(Records about charts and figures)

---------------

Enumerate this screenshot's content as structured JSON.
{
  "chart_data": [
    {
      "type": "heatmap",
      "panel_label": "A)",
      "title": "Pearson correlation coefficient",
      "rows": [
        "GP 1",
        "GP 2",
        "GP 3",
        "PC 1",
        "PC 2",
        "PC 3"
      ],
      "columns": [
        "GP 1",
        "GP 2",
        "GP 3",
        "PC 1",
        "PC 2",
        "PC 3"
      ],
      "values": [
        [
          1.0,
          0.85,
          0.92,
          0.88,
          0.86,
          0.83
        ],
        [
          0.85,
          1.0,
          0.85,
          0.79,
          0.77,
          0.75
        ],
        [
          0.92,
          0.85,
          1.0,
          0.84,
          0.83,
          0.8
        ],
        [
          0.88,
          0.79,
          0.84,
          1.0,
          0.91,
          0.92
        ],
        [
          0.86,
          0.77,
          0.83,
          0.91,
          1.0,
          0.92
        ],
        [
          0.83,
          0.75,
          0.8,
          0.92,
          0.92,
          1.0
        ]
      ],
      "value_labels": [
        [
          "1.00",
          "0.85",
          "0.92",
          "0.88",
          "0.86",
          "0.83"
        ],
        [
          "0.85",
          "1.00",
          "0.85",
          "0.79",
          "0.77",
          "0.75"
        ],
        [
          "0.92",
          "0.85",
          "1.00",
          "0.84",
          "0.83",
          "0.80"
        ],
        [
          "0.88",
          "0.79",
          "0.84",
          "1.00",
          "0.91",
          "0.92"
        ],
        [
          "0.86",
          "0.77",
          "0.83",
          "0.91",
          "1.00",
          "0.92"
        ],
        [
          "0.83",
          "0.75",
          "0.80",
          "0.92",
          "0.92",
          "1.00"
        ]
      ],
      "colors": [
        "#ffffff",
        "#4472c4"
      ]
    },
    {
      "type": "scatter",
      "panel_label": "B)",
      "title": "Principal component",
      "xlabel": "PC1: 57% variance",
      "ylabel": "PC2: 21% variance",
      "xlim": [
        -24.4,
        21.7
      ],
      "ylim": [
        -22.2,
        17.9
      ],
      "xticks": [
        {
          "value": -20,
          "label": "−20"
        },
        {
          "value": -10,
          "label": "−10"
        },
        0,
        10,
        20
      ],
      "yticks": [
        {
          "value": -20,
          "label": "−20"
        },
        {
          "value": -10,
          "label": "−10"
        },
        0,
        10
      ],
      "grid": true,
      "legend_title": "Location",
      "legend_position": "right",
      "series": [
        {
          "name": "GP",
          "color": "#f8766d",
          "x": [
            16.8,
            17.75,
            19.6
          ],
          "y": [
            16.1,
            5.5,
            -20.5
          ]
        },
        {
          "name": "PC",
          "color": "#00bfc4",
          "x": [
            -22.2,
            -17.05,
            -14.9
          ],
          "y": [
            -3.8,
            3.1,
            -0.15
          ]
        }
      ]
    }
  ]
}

---------------

▸ PROBLEM DETAILS: Each line in the entries above that includes the string "variance" should be extracted.

▸ CORRECT ANSWER:
      "xlabel": "PC1: 57% variance",
      "ylabel": "PC2: 21% variance",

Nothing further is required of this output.